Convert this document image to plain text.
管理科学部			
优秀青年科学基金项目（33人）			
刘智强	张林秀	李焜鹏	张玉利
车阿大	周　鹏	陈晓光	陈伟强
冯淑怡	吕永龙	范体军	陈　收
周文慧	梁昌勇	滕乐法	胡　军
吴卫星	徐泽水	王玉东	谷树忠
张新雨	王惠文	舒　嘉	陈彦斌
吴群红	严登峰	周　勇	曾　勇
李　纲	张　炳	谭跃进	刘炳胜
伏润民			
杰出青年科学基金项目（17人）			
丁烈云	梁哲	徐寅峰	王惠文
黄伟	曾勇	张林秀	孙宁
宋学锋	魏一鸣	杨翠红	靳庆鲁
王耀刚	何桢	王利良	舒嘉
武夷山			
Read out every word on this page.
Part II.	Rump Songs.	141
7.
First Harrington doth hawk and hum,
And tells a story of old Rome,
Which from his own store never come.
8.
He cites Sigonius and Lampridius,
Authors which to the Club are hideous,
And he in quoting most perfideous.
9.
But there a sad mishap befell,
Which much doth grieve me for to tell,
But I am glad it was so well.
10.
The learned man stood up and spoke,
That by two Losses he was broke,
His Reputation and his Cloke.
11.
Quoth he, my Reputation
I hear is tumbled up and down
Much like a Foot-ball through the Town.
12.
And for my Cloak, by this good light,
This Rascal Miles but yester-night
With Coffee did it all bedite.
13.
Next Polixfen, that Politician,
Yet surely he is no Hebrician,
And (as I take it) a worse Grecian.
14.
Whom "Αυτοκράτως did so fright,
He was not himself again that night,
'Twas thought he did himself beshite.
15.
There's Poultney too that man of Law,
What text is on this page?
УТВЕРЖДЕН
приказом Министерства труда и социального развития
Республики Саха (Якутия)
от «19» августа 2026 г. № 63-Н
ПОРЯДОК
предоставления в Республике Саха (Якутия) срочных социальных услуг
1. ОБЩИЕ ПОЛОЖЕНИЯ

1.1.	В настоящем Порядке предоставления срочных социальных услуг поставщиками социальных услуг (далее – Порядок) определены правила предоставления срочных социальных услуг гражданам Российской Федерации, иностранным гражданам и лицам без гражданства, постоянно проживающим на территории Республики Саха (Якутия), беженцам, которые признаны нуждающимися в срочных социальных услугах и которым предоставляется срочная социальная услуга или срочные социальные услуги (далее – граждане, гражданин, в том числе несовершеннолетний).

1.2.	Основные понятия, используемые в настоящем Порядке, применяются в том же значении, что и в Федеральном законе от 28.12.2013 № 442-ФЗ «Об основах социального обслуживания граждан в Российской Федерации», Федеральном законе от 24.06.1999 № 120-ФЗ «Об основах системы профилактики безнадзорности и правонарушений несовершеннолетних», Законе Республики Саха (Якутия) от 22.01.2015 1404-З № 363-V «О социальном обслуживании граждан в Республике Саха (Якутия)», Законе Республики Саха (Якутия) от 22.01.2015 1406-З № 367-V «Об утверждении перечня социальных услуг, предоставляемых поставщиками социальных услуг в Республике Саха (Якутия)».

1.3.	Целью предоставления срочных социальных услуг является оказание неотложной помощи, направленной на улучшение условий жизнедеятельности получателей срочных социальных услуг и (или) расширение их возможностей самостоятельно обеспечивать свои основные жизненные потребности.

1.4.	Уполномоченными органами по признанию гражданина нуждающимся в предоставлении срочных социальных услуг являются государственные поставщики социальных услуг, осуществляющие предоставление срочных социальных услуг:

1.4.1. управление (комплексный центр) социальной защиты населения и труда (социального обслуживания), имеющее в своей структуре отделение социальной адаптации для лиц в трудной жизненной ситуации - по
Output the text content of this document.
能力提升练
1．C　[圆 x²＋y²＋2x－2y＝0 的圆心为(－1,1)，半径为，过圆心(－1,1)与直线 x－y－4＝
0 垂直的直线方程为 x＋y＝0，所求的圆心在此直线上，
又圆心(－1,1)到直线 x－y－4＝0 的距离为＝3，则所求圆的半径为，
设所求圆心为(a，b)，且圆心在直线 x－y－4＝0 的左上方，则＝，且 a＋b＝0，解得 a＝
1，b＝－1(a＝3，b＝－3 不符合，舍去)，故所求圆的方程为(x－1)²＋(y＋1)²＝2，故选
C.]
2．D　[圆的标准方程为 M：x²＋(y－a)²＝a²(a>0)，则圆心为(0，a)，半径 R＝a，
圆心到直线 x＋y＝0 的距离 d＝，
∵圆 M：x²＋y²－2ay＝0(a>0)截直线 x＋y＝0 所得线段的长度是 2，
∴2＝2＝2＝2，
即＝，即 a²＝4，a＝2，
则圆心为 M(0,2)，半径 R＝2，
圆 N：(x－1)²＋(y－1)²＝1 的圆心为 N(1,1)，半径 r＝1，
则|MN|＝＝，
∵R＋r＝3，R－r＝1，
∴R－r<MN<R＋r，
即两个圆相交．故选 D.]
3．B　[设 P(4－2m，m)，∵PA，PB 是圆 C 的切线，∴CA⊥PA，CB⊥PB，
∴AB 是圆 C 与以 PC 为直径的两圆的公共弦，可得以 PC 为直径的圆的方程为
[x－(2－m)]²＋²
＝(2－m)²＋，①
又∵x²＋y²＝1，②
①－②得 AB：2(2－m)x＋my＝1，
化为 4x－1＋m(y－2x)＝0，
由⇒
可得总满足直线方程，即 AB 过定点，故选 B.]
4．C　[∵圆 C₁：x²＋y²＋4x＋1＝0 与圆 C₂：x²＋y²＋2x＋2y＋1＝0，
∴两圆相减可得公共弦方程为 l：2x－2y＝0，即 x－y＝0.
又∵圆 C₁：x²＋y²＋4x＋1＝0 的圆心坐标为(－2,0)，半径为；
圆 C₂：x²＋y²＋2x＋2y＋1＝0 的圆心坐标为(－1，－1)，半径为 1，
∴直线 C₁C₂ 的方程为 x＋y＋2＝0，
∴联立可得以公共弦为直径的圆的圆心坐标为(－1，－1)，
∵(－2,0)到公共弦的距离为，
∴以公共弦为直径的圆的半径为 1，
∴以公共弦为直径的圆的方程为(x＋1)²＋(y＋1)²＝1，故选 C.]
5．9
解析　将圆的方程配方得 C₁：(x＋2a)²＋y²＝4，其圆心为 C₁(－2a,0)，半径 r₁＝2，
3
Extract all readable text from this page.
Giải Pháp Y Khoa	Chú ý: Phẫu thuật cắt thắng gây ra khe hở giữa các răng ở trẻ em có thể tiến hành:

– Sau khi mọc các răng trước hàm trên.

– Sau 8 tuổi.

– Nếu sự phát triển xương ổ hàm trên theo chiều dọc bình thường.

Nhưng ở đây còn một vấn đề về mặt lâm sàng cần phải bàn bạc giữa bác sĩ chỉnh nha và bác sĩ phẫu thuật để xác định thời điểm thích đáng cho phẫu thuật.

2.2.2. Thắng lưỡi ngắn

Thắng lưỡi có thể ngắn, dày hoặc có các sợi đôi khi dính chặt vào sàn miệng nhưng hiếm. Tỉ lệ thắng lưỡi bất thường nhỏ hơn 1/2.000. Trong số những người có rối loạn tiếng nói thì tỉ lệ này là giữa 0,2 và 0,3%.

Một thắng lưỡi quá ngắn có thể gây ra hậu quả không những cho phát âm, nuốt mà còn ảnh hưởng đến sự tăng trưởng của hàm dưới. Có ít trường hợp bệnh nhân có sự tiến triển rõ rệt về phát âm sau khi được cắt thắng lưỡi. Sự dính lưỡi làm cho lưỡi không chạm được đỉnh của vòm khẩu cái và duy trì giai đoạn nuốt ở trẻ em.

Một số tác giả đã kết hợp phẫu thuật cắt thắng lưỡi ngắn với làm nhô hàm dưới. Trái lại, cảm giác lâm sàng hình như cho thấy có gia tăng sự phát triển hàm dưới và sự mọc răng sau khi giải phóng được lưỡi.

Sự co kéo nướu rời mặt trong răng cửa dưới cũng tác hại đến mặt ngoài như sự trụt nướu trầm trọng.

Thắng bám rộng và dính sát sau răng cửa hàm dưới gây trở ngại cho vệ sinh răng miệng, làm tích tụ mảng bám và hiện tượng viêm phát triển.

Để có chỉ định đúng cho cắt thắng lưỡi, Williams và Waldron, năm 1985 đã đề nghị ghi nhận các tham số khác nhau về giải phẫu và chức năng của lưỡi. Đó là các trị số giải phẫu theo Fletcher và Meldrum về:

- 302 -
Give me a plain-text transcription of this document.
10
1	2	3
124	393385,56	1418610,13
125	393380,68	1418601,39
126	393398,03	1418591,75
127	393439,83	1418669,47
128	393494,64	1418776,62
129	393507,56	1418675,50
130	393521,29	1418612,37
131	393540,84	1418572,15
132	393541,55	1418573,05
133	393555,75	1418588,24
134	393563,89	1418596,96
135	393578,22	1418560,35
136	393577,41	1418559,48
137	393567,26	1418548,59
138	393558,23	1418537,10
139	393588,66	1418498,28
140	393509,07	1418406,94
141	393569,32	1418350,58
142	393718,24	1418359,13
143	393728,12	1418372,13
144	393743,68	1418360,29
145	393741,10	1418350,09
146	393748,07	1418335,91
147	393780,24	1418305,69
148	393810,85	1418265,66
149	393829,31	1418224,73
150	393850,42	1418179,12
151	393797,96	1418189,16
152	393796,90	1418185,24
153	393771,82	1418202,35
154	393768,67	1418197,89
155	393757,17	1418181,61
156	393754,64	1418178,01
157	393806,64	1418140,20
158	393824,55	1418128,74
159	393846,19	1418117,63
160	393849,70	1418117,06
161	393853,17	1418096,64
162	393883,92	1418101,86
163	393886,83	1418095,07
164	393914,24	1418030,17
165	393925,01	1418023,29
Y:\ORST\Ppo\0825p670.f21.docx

__________________________________________________

SET PROBLEM: Using the material above, work out how many lines contain the string "труда". Give that number alone.

SOLVED PROBLEM: 2